Written exercise:
Give every entry again, word for word.

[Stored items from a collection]

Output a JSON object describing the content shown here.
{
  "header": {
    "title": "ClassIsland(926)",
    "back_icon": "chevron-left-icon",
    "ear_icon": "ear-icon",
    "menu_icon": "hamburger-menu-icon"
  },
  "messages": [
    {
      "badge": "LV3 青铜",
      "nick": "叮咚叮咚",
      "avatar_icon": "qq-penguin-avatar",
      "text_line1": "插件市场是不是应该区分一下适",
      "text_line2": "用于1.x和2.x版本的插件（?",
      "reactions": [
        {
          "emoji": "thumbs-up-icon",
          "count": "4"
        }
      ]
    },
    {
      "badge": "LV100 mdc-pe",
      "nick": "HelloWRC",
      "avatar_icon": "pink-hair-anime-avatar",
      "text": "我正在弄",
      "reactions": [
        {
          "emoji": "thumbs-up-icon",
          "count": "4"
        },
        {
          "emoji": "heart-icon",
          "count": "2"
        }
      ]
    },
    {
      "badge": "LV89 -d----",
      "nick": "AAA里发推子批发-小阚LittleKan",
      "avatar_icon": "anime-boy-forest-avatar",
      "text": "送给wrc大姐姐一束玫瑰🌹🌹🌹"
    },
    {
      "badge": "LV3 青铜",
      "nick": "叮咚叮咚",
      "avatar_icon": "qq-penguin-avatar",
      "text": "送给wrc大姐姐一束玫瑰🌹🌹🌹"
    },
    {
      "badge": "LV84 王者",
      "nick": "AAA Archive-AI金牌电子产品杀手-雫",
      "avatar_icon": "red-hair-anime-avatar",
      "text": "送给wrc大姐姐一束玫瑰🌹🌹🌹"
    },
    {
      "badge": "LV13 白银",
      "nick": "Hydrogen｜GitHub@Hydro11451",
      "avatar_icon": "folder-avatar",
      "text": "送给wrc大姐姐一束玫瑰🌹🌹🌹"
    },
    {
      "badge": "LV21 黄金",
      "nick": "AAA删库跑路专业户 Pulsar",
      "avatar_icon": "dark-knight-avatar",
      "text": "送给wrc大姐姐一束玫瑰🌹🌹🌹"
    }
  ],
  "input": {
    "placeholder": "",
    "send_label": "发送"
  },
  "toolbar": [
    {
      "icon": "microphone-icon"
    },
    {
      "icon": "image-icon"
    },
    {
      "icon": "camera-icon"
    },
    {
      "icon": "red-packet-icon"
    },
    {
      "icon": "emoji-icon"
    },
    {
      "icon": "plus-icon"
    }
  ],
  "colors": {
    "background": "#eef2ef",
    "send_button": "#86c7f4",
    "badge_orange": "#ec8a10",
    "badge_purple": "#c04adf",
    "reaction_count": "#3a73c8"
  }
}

Expected answer:
Output a JSON object describing the content shown here.
{
  "header": {
    "title": "ClassIsland(926)",
    "back_icon": "chevron-left-icon",
    "ear_icon": "ear-icon",
    "menu_icon": "hamburger-menu-icon"
  },
  "messages": [
    {
      "badge": "LV3 青铜",
      "nick": "叮咚叮咚",
      "avatar_icon": "qq-penguin-avatar",
      "text_line1": "插件市场是不是应该区分一下适",
      "text_line2": "用于1.x和2.x版本的插件（?",
      "reactions": [
        {
          "emoji": "thumbs-up-icon",
          "count": "4"
        }
      ]
    },
    {
      "badge": "LV100 mdc-pe",
      "nick": "HelloWRC",
      "avatar_icon": "pink-hair-anime-avatar",
      "text": "我正在弄",
      "reactions": [
        {
          "emoji": "thumbs-up-icon",
          "count": "4"
        },
        {
          "emoji": "heart-icon",
          "count": "2"
        }
      ]
    },
    {
      "badge": "LV89 -d----",
      "nick": "AAA里发推子批发-小阚LittleKan",
      "avatar_icon": "anime-boy-forest-avatar",
      "text": "送给wrc大姐姐一束玫瑰🌹🌹🌹"
    },
    {
      "badge": "LV3 青铜",
      "nick": "叮咚叮咚",
      "avatar_icon": "qq-penguin-avatar",
      "text": "送给wrc大姐姐一束玫瑰🌹🌹🌹"
    },
    {
      "badge": "LV84 王者",
      "nick": "AAA Archive-AI金牌电子产品杀手-雫",
      "avatar_icon": "red-hair-anime-avatar",
      "text": "送给wrc大姐姐一束玫瑰🌹🌹🌹"
    },
    {
      "badge": "LV13 白银",
      "nick": "Hydrogen｜GitHub@Hydro11451",
      "avatar_icon": "folder-avatar",
      "text": "送给wrc大姐姐一束玫瑰🌹🌹🌹"
    },
    {
      "badge": "LV21 黄金",
      "nick": "AAA删库跑路专业户 Pulsar",
      "avatar_icon": "dark-knight-avatar",
      "text": "送给wrc大姐姐一束玫瑰🌹🌹🌹"
    }
  ],
  "input": {
    "placeholder": "",
    "send_label": "发送"
  },
  "toolbar": [
    {
      "icon": "microphone-icon"
    },
    {
      "icon": "image-icon"
    },
    {
      "icon": "camera-icon"
    },
    {
      "icon": "red-packet-icon"
    },
    {
      "icon": "emoji-icon"
    },
    {
      "icon": "plus-icon"
    }
  ],
  "colors": {
    "background": "#eef2ef",
    "send_button": "#86c7f4",
    "badge_orange": "#ec8a10",
    "badge_purple": "#c04adf",
    "reaction_count": "#3a73c8"
  }
}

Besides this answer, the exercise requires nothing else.